Dataset listings of figures:
::::
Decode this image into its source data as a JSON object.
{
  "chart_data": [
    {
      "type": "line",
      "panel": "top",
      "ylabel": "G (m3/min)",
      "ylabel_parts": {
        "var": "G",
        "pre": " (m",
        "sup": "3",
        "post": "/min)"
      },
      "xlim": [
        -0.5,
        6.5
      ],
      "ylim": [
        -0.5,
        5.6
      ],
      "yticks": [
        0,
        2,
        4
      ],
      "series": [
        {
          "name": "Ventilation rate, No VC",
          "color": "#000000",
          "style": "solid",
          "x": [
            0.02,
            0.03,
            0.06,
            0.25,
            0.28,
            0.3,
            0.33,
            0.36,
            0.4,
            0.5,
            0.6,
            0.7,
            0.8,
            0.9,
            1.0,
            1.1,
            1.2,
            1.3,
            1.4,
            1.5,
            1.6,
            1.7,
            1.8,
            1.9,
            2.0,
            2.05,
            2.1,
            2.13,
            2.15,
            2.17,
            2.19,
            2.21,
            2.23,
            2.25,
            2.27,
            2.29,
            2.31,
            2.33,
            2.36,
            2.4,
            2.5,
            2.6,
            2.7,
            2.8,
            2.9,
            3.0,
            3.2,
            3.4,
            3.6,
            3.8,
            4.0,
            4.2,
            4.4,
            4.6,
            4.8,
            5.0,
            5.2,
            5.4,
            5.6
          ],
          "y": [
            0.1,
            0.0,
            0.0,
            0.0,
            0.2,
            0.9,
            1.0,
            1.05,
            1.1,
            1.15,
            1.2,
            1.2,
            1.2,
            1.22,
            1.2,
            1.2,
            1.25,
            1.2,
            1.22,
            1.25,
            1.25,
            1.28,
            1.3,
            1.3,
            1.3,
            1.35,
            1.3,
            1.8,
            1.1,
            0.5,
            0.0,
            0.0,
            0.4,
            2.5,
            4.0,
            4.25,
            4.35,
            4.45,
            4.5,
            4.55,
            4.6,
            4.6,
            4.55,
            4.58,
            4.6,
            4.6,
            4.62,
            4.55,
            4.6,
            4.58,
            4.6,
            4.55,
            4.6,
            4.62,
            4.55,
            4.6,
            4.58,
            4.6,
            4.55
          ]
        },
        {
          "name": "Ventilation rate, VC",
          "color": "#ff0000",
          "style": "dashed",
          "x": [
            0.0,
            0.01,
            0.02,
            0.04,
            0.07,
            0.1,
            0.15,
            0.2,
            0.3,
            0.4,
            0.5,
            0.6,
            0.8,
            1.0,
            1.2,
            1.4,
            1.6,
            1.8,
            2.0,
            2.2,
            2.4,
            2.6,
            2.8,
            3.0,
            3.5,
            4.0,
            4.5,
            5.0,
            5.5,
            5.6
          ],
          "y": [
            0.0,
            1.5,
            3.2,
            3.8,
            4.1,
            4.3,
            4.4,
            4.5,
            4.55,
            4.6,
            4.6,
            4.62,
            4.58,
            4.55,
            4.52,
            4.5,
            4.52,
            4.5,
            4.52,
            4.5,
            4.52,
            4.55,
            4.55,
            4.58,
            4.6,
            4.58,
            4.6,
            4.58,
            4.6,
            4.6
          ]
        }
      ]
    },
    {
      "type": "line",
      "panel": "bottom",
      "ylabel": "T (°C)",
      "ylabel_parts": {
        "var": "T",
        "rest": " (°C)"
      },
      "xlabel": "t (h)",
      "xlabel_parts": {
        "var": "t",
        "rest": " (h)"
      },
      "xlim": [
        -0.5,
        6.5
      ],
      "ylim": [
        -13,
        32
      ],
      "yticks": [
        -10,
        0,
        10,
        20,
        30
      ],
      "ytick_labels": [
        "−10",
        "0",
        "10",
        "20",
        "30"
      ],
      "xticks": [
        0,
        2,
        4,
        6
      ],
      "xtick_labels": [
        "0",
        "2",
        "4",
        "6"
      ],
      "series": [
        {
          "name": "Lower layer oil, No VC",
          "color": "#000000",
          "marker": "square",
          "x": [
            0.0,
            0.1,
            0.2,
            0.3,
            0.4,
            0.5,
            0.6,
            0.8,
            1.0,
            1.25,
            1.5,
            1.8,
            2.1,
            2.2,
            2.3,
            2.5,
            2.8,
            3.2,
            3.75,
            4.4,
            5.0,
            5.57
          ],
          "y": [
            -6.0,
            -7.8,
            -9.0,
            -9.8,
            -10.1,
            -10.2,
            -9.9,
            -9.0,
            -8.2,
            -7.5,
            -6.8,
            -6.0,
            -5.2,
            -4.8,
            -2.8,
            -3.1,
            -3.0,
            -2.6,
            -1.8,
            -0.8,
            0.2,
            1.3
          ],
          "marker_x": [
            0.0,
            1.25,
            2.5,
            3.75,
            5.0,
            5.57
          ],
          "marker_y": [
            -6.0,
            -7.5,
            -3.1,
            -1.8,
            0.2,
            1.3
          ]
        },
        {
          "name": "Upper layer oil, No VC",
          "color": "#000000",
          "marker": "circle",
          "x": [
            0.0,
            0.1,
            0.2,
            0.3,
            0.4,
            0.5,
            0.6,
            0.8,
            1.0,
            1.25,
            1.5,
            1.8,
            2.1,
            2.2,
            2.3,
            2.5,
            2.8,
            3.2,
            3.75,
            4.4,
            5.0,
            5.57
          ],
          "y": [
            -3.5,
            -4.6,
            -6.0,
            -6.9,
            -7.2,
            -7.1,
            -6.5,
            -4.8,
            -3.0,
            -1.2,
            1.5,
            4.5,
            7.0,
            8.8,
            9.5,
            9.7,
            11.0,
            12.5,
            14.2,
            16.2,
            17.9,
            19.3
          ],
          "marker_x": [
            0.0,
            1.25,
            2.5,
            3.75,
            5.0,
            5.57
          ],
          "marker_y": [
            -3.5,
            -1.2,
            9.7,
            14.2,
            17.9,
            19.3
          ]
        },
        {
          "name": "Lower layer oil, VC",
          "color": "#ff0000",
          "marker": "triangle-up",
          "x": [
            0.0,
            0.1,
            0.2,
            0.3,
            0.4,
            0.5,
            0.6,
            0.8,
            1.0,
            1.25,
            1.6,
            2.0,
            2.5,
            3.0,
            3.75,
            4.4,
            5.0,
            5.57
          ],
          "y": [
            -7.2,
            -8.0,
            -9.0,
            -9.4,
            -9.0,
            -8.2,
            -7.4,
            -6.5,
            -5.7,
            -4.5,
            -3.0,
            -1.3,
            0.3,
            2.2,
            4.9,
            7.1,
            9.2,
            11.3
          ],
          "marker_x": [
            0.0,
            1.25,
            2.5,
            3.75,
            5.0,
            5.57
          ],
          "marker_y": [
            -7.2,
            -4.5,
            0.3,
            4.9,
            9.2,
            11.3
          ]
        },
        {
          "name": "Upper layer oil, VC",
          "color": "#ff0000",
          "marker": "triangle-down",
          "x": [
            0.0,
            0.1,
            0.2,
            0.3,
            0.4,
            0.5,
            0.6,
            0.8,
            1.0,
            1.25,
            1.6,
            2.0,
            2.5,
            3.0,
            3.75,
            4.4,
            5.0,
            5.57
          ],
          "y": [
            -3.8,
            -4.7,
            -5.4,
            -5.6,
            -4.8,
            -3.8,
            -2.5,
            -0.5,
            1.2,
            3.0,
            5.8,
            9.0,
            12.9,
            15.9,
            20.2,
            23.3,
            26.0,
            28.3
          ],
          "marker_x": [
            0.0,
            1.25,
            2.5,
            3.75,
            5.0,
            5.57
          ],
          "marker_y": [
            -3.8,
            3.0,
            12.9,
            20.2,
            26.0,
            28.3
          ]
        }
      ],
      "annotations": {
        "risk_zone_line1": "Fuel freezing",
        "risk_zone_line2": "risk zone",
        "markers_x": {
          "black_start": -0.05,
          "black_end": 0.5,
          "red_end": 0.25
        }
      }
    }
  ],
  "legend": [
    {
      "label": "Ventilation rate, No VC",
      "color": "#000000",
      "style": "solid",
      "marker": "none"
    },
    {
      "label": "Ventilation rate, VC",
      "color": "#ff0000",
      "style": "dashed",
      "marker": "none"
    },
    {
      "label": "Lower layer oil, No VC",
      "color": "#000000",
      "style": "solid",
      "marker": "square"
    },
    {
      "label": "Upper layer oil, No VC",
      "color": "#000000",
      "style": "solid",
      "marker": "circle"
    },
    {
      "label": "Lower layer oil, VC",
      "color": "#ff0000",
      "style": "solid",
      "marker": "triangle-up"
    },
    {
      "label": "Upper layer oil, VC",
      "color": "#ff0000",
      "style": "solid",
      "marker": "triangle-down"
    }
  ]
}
::::
GIVEN PROBLEM => Determine how many lines of the records above contain the word "down", and report only that number.

TASK SOLUTION => 2